Report back each line of the records that contains the string "champ".

— START OF The data —

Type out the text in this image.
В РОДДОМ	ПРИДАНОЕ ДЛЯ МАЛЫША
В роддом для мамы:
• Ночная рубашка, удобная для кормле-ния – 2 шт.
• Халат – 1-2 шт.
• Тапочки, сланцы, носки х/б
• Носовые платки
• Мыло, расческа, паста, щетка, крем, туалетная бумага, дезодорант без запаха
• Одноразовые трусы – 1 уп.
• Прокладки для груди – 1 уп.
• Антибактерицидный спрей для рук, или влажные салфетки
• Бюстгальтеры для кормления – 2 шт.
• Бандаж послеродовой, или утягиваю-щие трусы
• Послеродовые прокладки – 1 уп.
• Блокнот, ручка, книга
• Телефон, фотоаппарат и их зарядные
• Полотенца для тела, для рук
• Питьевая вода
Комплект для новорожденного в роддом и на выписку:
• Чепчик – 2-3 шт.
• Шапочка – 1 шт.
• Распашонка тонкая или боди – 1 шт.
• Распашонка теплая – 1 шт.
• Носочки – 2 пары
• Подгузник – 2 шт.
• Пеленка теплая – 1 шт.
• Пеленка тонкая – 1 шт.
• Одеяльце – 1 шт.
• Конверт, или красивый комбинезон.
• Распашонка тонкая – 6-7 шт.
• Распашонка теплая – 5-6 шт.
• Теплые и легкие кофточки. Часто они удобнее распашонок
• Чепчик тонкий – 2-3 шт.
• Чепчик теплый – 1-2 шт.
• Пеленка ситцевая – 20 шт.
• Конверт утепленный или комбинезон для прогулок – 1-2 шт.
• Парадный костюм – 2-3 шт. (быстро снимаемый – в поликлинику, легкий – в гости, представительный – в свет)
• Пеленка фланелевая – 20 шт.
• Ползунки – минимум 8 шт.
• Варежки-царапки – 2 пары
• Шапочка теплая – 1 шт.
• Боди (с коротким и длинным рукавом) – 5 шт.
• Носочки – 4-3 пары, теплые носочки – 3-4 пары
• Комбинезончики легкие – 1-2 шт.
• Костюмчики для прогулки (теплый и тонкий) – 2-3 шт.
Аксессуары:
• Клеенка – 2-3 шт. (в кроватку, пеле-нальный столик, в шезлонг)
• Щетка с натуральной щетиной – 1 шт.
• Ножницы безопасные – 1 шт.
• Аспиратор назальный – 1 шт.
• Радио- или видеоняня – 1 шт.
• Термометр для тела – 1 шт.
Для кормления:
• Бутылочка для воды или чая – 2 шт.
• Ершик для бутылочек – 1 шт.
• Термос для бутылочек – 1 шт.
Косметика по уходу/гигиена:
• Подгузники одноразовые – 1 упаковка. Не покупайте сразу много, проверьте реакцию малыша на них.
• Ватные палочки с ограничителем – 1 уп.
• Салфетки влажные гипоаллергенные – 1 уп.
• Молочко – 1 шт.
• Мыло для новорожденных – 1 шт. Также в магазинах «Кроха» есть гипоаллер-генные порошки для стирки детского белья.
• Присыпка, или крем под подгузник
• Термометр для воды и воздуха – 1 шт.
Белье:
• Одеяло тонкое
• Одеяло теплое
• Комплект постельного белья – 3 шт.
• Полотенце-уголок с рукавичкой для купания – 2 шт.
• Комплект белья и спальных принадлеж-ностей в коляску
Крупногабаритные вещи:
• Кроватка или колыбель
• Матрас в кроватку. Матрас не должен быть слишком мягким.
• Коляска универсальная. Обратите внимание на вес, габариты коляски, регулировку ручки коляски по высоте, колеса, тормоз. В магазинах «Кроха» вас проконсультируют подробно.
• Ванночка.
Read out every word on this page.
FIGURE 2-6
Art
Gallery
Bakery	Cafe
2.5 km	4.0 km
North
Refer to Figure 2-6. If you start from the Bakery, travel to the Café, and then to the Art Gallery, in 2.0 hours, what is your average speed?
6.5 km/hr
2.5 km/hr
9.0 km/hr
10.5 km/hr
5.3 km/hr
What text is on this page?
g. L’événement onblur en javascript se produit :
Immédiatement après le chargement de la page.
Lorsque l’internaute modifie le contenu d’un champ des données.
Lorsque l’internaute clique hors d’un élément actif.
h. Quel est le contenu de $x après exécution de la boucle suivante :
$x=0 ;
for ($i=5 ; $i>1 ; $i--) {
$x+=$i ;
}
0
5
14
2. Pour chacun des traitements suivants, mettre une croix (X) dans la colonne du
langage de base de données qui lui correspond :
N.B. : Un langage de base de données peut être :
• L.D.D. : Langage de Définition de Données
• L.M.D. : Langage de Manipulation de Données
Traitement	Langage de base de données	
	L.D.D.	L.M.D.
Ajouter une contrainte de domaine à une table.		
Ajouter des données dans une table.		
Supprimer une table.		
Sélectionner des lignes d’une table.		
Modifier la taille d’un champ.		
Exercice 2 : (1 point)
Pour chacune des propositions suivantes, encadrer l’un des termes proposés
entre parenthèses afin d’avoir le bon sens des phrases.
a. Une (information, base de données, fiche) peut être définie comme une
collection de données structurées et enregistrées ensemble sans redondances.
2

— END OF The data —

*Task result*
Lorsque l’internaute modifie le contenu d’un champ des données.
Modifier la taille d’un champ.		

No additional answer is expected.